#### Short task:
Separate out the lines that hold "لتقليل".

■ ■ ■

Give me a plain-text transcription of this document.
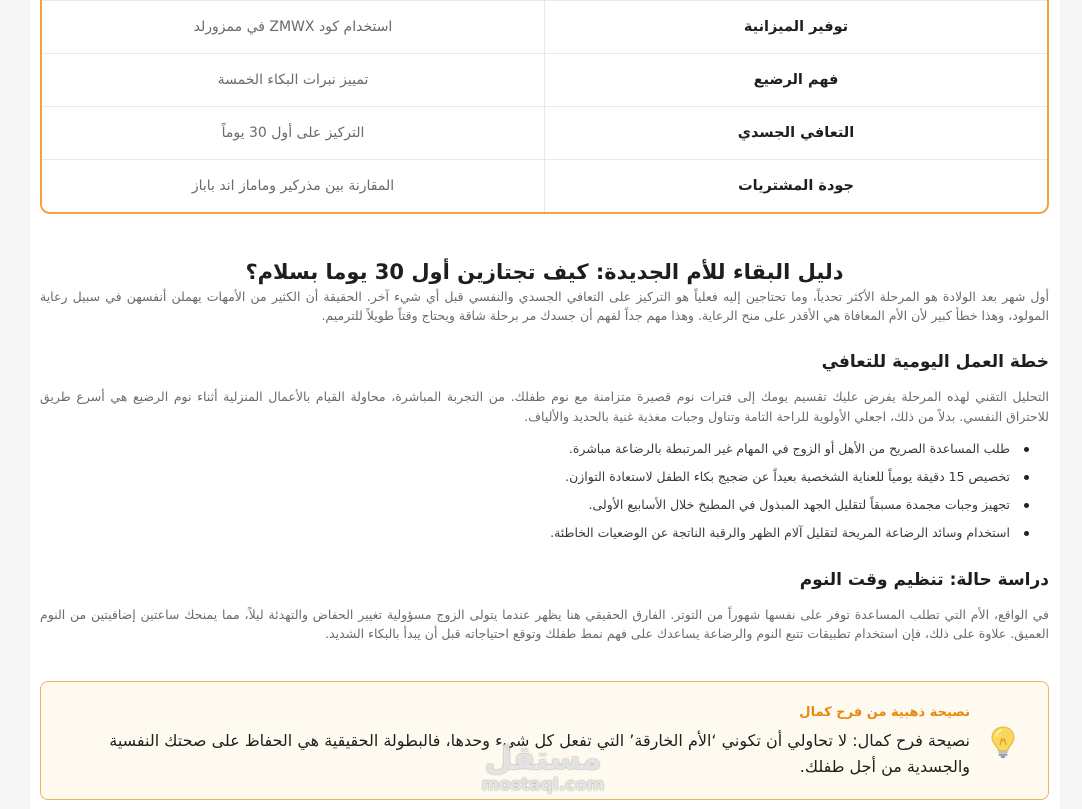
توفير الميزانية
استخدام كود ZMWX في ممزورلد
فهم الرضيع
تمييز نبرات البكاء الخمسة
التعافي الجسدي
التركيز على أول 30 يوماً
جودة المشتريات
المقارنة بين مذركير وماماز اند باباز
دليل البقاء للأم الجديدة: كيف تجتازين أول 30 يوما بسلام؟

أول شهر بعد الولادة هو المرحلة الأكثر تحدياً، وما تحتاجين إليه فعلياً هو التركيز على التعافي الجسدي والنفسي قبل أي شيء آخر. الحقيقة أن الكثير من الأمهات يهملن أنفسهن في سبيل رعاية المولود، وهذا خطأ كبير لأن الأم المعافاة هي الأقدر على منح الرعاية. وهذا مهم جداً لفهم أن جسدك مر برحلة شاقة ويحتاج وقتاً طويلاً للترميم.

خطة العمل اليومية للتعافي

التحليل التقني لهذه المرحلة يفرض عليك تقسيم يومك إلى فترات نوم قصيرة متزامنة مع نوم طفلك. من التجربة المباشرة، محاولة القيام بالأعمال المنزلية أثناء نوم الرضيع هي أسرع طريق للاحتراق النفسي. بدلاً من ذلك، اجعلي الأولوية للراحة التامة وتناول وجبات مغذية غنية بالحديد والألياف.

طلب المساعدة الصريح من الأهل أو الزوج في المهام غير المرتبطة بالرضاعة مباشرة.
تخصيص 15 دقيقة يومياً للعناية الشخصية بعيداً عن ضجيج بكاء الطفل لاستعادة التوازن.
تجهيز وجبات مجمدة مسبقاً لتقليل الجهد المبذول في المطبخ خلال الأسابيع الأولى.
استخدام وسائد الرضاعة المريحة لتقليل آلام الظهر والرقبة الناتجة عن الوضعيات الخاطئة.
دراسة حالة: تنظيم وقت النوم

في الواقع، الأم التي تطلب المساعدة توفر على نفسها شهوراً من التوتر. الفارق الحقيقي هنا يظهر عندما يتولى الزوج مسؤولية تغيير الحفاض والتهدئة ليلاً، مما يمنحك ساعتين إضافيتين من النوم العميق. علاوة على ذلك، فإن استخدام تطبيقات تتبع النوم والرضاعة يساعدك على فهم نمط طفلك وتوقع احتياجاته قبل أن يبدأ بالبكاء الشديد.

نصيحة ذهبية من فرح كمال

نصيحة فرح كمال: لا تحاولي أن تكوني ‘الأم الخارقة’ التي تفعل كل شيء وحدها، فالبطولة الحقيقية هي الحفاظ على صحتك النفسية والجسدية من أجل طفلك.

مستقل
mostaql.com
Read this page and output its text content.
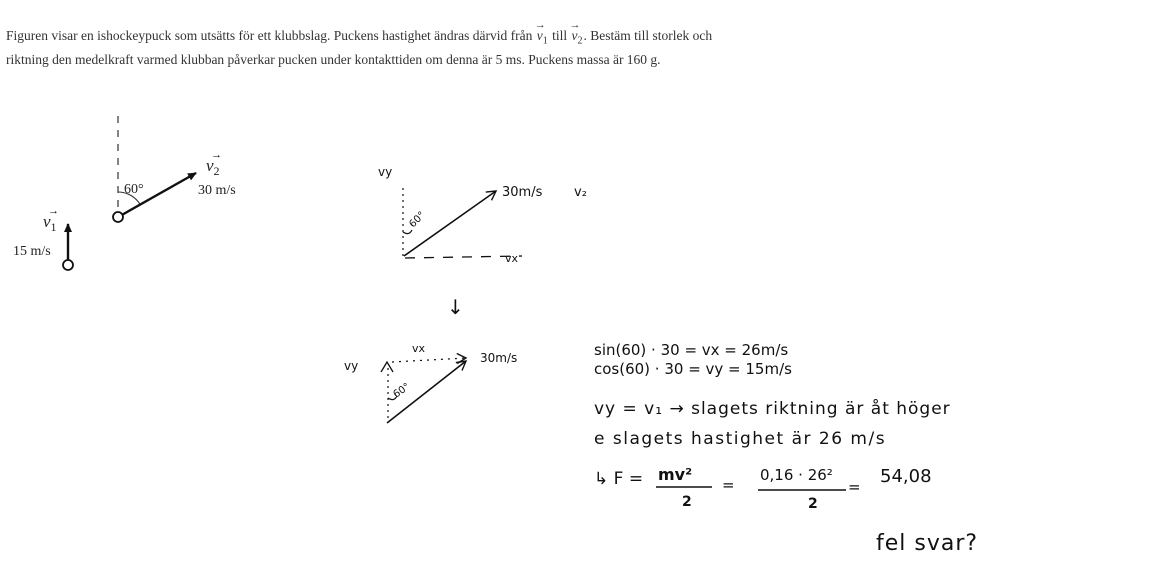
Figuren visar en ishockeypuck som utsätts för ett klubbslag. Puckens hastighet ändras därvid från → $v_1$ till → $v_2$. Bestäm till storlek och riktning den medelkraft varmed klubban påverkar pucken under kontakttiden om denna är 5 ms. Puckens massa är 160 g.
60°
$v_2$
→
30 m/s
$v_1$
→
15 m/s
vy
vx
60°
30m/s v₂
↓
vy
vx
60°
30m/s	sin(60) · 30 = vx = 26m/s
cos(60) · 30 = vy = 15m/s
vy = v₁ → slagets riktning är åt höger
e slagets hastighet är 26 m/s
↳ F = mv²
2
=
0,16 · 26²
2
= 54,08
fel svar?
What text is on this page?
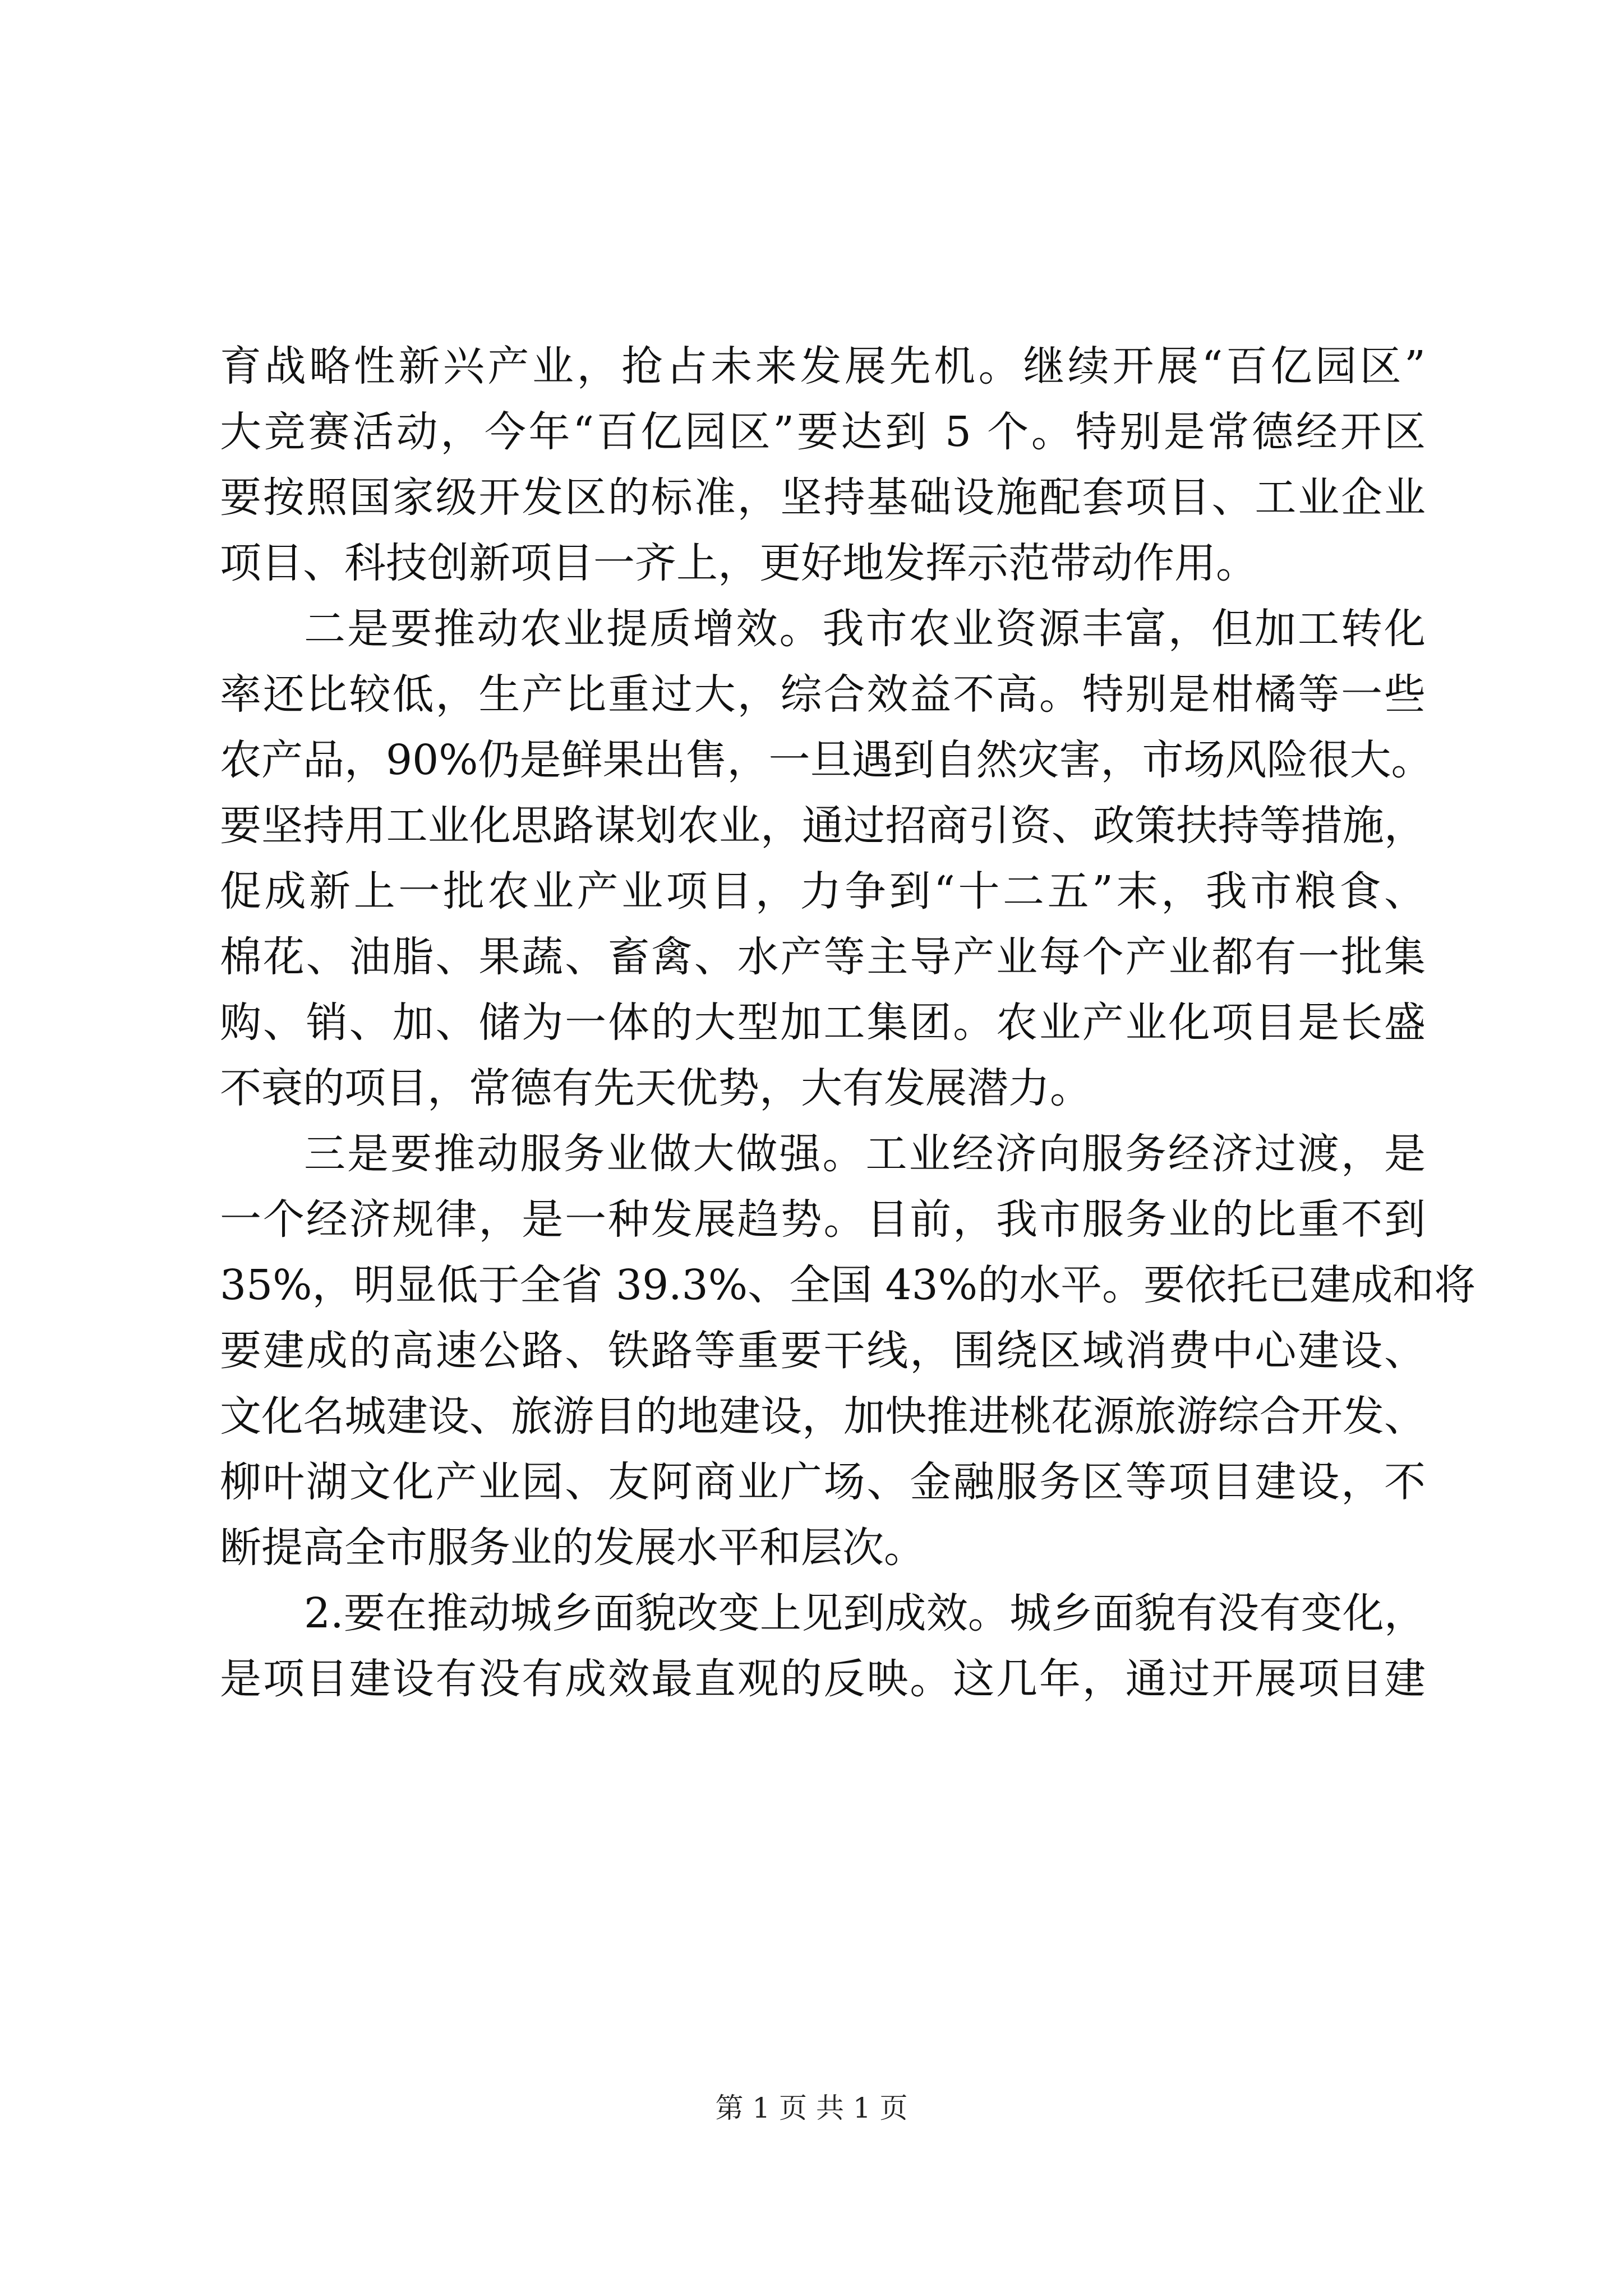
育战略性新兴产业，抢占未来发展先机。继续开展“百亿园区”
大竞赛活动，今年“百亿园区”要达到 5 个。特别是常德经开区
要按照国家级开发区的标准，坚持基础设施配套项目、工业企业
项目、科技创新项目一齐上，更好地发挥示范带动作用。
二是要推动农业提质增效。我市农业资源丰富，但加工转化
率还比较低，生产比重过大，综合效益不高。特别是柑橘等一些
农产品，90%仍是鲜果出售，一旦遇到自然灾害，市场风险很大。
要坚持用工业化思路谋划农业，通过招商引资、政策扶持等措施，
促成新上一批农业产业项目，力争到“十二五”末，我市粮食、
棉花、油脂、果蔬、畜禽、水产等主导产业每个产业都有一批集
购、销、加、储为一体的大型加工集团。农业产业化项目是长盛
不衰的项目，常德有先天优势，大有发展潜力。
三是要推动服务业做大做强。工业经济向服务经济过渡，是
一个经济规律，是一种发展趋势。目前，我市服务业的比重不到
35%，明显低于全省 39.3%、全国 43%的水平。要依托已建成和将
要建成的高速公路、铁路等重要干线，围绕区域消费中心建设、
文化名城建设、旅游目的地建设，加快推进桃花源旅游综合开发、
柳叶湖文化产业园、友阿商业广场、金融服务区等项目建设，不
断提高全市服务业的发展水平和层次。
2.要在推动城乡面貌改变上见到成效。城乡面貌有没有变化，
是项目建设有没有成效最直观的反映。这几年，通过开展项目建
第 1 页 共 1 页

■ ■ ■

#### The reply:
تجهيز وجبات مجمدة مسبقاً لتقليل الجهد المبذول في المطبخ خلال الأسابيع الأولى.
استخدام وسائد الرضاعة المريحة لتقليل آلام الظهر والرقبة الناتجة عن الوضعيات الخاطئة.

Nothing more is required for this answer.